WHAT NEEDS TO BE DONE: Keep only the lines that hold the string "Imagen", filtering out the rest of the entries below.

———

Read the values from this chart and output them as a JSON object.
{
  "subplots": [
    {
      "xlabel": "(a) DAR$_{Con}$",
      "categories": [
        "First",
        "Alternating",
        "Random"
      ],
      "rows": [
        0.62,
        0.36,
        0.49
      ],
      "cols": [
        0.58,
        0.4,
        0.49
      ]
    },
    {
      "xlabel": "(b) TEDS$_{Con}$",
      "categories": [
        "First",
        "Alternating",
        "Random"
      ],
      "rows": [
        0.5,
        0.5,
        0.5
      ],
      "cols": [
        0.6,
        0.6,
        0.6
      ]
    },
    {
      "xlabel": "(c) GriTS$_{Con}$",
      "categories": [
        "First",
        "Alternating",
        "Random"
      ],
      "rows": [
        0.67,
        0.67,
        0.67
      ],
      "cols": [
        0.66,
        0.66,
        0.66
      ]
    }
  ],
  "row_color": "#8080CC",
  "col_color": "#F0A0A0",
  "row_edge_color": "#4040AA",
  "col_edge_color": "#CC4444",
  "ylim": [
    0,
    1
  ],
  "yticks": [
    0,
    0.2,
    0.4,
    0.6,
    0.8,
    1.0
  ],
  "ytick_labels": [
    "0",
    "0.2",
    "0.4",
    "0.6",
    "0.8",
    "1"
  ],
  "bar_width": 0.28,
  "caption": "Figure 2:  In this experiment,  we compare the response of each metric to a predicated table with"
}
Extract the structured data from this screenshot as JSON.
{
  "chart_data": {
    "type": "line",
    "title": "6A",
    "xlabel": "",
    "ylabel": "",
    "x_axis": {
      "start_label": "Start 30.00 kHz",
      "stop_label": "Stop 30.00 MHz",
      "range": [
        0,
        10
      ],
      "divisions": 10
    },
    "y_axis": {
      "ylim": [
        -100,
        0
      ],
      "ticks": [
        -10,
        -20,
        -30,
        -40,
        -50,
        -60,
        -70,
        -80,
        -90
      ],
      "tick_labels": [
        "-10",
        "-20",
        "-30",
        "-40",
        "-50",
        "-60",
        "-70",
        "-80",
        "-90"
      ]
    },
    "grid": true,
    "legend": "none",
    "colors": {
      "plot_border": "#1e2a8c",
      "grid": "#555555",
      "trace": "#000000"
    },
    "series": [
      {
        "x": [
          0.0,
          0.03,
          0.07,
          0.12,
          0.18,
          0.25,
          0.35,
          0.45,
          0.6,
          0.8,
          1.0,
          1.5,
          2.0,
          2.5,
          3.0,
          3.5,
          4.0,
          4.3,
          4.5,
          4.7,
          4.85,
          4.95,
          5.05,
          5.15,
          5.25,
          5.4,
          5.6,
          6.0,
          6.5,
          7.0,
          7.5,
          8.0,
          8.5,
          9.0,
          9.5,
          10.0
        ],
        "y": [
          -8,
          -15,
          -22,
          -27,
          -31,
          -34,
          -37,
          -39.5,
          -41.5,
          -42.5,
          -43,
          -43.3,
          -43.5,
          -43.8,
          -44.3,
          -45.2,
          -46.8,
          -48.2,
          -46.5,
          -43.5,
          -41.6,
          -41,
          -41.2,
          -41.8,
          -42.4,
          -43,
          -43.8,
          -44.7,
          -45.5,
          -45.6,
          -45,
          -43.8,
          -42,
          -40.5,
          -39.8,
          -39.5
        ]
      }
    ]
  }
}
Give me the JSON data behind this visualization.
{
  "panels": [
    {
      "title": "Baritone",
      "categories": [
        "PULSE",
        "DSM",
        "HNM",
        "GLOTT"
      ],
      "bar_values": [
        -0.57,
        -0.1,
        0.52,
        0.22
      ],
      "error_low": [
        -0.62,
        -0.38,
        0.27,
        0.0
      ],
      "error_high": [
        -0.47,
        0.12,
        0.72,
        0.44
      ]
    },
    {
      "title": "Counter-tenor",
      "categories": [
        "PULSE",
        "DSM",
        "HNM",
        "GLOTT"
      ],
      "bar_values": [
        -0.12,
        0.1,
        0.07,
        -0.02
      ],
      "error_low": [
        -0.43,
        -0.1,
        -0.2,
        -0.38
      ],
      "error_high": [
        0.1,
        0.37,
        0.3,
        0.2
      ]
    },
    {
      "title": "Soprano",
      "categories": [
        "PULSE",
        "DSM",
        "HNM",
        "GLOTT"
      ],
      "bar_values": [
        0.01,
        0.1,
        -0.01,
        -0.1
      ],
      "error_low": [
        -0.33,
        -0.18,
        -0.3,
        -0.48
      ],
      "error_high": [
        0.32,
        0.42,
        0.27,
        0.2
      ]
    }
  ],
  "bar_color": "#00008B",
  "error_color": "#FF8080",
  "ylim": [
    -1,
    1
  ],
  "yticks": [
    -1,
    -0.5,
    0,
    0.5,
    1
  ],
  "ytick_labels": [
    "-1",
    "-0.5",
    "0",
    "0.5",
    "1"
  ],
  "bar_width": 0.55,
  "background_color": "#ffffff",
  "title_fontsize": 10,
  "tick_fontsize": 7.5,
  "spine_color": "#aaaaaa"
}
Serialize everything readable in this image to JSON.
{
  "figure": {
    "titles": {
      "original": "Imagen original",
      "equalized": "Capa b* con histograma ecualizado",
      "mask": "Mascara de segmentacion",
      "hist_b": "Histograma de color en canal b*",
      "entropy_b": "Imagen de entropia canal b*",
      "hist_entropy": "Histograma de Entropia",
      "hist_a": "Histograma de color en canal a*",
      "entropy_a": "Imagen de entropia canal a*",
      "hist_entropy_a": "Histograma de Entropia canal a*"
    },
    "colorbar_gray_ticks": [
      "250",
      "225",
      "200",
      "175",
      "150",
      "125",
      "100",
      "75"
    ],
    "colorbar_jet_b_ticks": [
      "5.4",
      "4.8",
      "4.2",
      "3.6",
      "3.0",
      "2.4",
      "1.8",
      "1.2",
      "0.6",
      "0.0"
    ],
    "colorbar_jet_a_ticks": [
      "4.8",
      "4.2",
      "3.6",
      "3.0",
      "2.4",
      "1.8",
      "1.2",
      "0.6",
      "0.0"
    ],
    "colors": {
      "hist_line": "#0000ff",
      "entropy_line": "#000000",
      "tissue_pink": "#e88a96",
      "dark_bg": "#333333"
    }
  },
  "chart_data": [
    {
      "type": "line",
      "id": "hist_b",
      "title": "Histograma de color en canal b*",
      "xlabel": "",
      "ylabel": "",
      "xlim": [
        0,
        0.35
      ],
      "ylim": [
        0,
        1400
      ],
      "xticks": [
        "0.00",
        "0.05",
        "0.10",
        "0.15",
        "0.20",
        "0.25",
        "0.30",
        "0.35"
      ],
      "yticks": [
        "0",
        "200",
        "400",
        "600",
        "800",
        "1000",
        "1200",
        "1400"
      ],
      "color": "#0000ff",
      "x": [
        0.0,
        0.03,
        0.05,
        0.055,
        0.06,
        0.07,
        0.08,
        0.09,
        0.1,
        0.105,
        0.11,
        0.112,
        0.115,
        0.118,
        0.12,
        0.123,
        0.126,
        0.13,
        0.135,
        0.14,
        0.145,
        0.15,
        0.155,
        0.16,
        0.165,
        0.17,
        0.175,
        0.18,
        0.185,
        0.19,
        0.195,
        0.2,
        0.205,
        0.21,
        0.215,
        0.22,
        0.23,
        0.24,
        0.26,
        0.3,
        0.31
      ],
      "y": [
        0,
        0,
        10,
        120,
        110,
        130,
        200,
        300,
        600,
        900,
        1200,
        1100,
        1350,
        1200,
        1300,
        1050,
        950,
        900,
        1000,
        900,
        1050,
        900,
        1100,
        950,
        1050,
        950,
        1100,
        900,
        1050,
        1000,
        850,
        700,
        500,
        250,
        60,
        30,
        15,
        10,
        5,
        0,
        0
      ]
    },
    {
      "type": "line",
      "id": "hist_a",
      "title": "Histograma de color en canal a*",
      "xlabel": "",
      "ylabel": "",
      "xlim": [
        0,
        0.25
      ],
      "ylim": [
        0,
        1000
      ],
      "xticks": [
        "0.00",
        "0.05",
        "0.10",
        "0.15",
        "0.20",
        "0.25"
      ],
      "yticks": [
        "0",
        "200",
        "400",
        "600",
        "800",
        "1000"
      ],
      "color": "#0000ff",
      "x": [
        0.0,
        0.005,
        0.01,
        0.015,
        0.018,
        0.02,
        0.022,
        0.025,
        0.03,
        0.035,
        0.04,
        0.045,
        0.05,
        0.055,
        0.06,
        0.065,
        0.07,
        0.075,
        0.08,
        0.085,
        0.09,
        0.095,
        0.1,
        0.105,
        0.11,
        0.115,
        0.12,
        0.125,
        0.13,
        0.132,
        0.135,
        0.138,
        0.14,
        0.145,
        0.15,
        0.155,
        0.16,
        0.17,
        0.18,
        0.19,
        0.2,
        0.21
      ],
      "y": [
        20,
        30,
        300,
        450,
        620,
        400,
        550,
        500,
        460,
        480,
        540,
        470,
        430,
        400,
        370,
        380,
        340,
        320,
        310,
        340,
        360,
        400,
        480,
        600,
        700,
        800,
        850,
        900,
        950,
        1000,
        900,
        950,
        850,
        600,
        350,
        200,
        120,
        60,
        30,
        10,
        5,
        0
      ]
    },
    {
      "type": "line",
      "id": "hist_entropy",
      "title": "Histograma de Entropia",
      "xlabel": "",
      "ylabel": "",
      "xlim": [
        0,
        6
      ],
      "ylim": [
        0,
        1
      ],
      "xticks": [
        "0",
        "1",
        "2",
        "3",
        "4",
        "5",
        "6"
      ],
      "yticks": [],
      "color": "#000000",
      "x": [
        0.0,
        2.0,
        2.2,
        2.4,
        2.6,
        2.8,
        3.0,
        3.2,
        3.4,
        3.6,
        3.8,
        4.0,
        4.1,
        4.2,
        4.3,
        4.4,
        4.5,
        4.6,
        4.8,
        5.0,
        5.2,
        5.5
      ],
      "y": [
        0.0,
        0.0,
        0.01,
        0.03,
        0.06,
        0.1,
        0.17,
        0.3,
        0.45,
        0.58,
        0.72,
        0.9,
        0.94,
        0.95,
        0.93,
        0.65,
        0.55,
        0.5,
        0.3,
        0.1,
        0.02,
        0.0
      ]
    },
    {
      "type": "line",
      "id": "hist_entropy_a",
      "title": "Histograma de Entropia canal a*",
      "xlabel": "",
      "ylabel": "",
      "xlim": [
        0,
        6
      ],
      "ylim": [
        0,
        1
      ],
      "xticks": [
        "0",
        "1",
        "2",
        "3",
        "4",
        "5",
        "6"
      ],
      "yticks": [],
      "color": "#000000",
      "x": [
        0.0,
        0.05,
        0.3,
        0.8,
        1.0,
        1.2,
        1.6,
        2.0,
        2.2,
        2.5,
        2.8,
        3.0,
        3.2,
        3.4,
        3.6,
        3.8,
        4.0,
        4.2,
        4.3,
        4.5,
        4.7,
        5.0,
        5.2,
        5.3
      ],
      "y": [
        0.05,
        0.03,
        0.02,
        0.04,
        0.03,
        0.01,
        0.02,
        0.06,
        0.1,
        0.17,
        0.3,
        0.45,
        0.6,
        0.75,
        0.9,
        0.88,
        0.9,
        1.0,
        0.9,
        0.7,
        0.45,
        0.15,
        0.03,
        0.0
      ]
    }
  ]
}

———

REPLY:
      "original": "Imagen original",
      "entropy_b": "Imagen de entropia canal b*",
      "entropy_a": "Imagen de entropia canal a*",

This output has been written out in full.